[Data entries]
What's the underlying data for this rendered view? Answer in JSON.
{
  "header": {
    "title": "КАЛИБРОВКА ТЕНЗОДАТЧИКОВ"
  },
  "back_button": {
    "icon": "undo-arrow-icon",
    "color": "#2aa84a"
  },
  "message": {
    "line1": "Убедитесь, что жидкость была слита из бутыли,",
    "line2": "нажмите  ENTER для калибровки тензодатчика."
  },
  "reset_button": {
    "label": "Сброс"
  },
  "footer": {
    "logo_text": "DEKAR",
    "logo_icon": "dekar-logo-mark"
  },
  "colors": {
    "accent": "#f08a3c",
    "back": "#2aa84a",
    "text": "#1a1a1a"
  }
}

▶ **Problem to work on**:
Repeat the preceding lines exactly, please, every one of them.

▶ **Task solution**:
What's the underlying data for this rendered view? Answer in JSON.
{
  "header": {
    "title": "КАЛИБРОВКА ТЕНЗОДАТЧИКОВ"
  },
  "back_button": {
    "icon": "undo-arrow-icon",
    "color": "#2aa84a"
  },
  "message": {
    "line1": "Убедитесь, что жидкость была слита из бутыли,",
    "line2": "нажмите  ENTER для калибровки тензодатчика."
  },
  "reset_button": {
    "label": "Сброс"
  },
  "footer": {
    "logo_text": "DEKAR",
    "logo_icon": "dekar-logo-mark"
  },
  "colors": {
    "accent": "#f08a3c",
    "back": "#2aa84a",
    "text": "#1a1a1a"
  }
}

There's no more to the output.